→ What is needed
Set down the whole listing verbatim.

→ Material supplied

■ ■ ■ ■

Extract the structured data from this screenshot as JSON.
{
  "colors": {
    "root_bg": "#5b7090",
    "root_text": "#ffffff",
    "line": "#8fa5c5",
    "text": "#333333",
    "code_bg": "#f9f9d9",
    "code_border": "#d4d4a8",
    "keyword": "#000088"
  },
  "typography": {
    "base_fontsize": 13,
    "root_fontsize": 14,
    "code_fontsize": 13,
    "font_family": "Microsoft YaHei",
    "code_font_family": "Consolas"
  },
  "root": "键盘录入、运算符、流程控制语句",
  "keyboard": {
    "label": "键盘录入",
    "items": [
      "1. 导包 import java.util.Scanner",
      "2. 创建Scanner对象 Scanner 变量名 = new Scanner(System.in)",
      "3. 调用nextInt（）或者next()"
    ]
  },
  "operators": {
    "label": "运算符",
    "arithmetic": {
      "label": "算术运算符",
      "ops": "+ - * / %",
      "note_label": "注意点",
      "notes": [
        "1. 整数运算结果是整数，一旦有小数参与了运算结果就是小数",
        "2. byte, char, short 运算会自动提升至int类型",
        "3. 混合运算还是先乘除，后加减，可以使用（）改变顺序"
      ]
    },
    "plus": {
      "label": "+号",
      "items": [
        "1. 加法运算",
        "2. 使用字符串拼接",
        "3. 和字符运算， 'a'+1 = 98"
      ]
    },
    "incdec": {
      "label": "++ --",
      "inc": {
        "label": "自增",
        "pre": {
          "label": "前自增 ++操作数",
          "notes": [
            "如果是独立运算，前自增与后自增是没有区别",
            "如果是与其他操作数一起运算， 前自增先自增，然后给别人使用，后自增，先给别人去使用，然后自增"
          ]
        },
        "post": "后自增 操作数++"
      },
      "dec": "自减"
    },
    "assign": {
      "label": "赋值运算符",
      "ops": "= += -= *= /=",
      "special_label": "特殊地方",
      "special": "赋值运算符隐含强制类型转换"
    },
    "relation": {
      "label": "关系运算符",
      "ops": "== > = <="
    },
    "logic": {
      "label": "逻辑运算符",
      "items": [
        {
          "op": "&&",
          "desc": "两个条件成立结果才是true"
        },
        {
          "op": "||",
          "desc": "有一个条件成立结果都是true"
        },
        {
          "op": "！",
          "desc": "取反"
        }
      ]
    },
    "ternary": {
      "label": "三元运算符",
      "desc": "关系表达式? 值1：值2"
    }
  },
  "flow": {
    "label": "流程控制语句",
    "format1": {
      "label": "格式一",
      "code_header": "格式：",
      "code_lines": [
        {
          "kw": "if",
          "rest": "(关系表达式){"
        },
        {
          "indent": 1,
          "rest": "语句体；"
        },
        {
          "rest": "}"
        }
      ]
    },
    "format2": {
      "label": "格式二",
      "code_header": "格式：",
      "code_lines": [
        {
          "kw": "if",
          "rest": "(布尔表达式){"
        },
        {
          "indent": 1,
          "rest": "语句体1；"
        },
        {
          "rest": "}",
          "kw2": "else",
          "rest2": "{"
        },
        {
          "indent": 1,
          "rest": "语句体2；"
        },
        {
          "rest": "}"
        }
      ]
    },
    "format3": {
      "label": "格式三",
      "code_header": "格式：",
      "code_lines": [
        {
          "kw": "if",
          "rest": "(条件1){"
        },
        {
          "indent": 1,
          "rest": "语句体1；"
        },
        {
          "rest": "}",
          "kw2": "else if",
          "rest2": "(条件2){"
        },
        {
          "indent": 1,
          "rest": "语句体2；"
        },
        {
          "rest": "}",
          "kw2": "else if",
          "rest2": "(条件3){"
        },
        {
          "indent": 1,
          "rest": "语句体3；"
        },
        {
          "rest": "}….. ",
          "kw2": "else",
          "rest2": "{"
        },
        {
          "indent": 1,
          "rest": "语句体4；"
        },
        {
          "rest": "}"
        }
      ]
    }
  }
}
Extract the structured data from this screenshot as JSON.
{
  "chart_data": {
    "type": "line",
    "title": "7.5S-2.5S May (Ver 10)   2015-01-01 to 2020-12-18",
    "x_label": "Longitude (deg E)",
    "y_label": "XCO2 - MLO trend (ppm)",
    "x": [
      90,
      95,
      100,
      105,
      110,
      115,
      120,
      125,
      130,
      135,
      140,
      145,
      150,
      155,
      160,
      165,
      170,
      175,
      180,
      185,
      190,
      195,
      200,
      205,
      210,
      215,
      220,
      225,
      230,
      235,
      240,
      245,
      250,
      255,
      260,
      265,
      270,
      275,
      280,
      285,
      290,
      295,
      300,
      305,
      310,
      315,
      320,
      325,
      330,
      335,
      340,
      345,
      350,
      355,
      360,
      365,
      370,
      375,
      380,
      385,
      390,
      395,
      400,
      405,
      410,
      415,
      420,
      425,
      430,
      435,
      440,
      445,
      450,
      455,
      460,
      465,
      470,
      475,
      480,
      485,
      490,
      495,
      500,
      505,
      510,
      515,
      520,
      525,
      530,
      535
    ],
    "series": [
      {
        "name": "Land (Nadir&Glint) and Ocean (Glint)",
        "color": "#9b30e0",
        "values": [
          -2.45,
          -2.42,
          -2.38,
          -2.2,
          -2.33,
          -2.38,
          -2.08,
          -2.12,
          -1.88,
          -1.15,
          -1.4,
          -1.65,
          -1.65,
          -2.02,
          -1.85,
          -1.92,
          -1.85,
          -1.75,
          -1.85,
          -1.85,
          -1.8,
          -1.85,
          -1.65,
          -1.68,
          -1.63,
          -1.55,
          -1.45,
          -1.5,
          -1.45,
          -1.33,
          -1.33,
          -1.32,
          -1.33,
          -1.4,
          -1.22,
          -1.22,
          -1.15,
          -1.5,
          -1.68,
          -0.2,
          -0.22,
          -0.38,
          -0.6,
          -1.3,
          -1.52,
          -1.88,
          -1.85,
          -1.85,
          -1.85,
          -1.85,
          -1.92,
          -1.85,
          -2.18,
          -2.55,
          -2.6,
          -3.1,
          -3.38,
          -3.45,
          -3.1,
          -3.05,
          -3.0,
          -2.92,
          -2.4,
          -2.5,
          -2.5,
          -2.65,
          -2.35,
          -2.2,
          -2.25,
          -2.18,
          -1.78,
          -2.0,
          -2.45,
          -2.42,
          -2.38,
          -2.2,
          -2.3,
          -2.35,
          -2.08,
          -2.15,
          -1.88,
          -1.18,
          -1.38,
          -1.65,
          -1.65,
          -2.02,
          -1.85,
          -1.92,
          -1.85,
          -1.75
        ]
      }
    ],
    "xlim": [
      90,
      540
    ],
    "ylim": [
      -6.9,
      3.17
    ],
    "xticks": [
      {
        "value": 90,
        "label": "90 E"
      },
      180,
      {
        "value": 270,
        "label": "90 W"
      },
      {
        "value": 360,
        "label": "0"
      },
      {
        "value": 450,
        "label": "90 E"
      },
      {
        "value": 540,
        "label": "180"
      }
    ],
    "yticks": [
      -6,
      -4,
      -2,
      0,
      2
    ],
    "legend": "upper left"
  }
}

■ ■ ■ ■

→ Result of the task
Extract the structured data from this screenshot as JSON.
{
  "colors": {
    "root_bg": "#5b7090",
    "root_text": "#ffffff",
    "line": "#8fa5c5",
    "text": "#333333",
    "code_bg": "#f9f9d9",
    "code_border": "#d4d4a8",
    "keyword": "#000088"
  },
  "typography": {
    "base_fontsize": 13,
    "root_fontsize": 14,
    "code_fontsize": 13,
    "font_family": "Microsoft YaHei",
    "code_font_family": "Consolas"
  },
  "root": "键盘录入、运算符、流程控制语句",
  "keyboard": {
    "label": "键盘录入",
    "items": [
      "1. 导包 import java.util.Scanner",
      "2. 创建Scanner对象 Scanner 变量名 = new Scanner(System.in)",
      "3. 调用nextInt（）或者next()"
    ]
  },
  "operators": {
    "label": "运算符",
    "arithmetic": {
      "label": "算术运算符",
      "ops": "+ - * / %",
      "note_label": "注意点",
      "notes": [
        "1. 整数运算结果是整数，一旦有小数参与了运算结果就是小数",
        "2. byte, char, short 运算会自动提升至int类型",
        "3. 混合运算还是先乘除，后加减，可以使用（）改变顺序"
      ]
    },
    "plus": {
      "label": "+号",
      "items": [
        "1. 加法运算",
        "2. 使用字符串拼接",
        "3. 和字符运算， 'a'+1 = 98"
      ]
    },
    "incdec": {
      "label": "++ --",
      "inc": {
        "label": "自增",
        "pre": {
          "label": "前自增 ++操作数",
          "notes": [
            "如果是独立运算，前自增与后自增是没有区别",
            "如果是与其他操作数一起运算， 前自增先自增，然后给别人使用，后自增，先给别人去使用，然后自增"
          ]
        },
        "post": "后自增 操作数++"
      },
      "dec": "自减"
    },
    "assign": {
      "label": "赋值运算符",
      "ops": "= += -= *= /=",
      "special_label": "特殊地方",
      "special": "赋值运算符隐含强制类型转换"
    },
    "relation": {
      "label": "关系运算符",
      "ops": "== > = <="
    },
    "logic": {
      "label": "逻辑运算符",
      "items": [
        {
          "op": "&&",
          "desc": "两个条件成立结果才是true"
        },
        {
          "op": "||",
          "desc": "有一个条件成立结果都是true"
        },
        {
          "op": "！",
          "desc": "取反"
        }
      ]
    },
    "ternary": {
      "label": "三元运算符",
      "desc": "关系表达式? 值1：值2"
    }
  },
  "flow": {
    "label": "流程控制语句",
    "format1": {
      "label": "格式一",
      "code_header": "格式：",
      "code_lines": [
        {
          "kw": "if",
          "rest": "(关系表达式){"
        },
        {
          "indent": 1,
          "rest": "语句体；"
        },
        {
          "rest": "}"
        }
      ]
    },
    "format2": {
      "label": "格式二",
      "code_header": "格式：",
      "code_lines": [
        {
          "kw": "if",
          "rest": "(布尔表达式){"
        },
        {
          "indent": 1,
          "rest": "语句体1；"
        },
        {
          "rest": "}",
          "kw2": "else",
          "rest2": "{"
        },
        {
          "indent": 1,
          "rest": "语句体2；"
        },
        {
          "rest": "}"
        }
      ]
    },
    "format3": {
      "label": "格式三",
      "code_header": "格式：",
      "code_lines": [
        {
          "kw": "if",
          "rest": "(条件1){"
        },
        {
          "indent": 1,
          "rest": "语句体1；"
        },
        {
          "rest": "}",
          "kw2": "else if",
          "rest2": "(条件2){"
        },
        {
          "indent": 1,
          "rest": "语句体2；"
        },
        {
          "rest": "}",
          "kw2": "else if",
          "rest2": "(条件3){"
        },
        {
          "indent": 1,
          "rest": "语句体3；"
        },
        {
          "rest": "}….. ",
          "kw2": "else",
          "rest2": "{"
        },
        {
          "indent": 1,
          "rest": "语句体4；"
        },
        {
          "rest": "}"
        }
      ]
    }
  }
}
Extract the structured data from this screenshot as JSON.
{
  "chart_data": {
    "type": "line",
    "title": "7.5S-2.5S May (Ver 10)   2015-01-01 to 2020-12-18",
    "x_label": "Longitude (deg E)",
    "y_label": "XCO2 - MLO trend (ppm)",
    "x": [
      90,
      95,
      100,
      105,
      110,
      115,
      120,
      125,
      130,
      135,
      140,
      145,
      150,
      155,
      160,
      165,
      170,
      175,
      180,
      185,
      190,
      195,
      200,
      205,
      210,
      215,
      220,
      225,
      230,
      235,
      240,
      245,
      250,
      255,
      260,
      265,
      270,
      275,
      280,
      285,
      290,
      295,
      300,
      305,
      310,
      315,
      320,
      325,
      330,
      335,
      340,
      345,
      350,
      355,
      360,
      365,
      370,
      375,
      380,
      385,
      390,
      395,
      400,
      405,
      410,
      415,
      420,
      425,
      430,
      435,
      440,
      445,
      450,
      455,
      460,
      465,
      470,
      475,
      480,
      485,
      490,
      495,
      500,
      505,
      510,
      515,
      520,
      525,
      530,
      535
    ],
    "series": [
      {
        "name": "Land (Nadir&Glint) and Ocean (Glint)",
        "color": "#9b30e0",
        "values": [
          -2.45,
          -2.42,
          -2.38,
          -2.2,
          -2.33,
          -2.38,
          -2.08,
          -2.12,
          -1.88,
          -1.15,
          -1.4,
          -1.65,
          -1.65,
          -2.02,
          -1.85,
          -1.92,
          -1.85,
          -1.75,
          -1.85,
          -1.85,
          -1.8,
          -1.85,
          -1.65,
          -1.68,
          -1.63,
          -1.55,
          -1.45,
          -1.5,
          -1.45,
          -1.33,
          -1.33,
          -1.32,
          -1.33,
          -1.4,
          -1.22,
          -1.22,
          -1.15,
          -1.5,
          -1.68,
          -0.2,
          -0.22,
          -0.38,
          -0.6,
          -1.3,
          -1.52,
          -1.88,
          -1.85,
          -1.85,
          -1.85,
          -1.85,
          -1.92,
          -1.85,
          -2.18,
          -2.55,
          -2.6,
          -3.1,
          -3.38,
          -3.45,
          -3.1,
          -3.05,
          -3.0,
          -2.92,
          -2.4,
          -2.5,
          -2.5,
          -2.65,
          -2.35,
          -2.2,
          -2.25,
          -2.18,
          -1.78,
          -2.0,
          -2.45,
          -2.42,
          -2.38,
          -2.2,
          -2.3,
          -2.35,
          -2.08,
          -2.15,
          -1.88,
          -1.18,
          -1.38,
          -1.65,
          -1.65,
          -2.02,
          -1.85,
          -1.92,
          -1.85,
          -1.75
        ]
      }
    ],
    "xlim": [
      90,
      540
    ],
    "ylim": [
      -6.9,
      3.17
    ],
    "xticks": [
      {
        "value": 90,
        "label": "90 E"
      },
      180,
      {
        "value": 270,
        "label": "90 W"
      },
      {
        "value": 360,
        "label": "0"
      },
      {
        "value": 450,
        "label": "90 E"
      },
      {
        "value": 540,
        "label": "180"
      }
    ],
    "yticks": [
      -6,
      -4,
      -2,
      0,
      2
    ],
    "legend": "upper left"
  }
}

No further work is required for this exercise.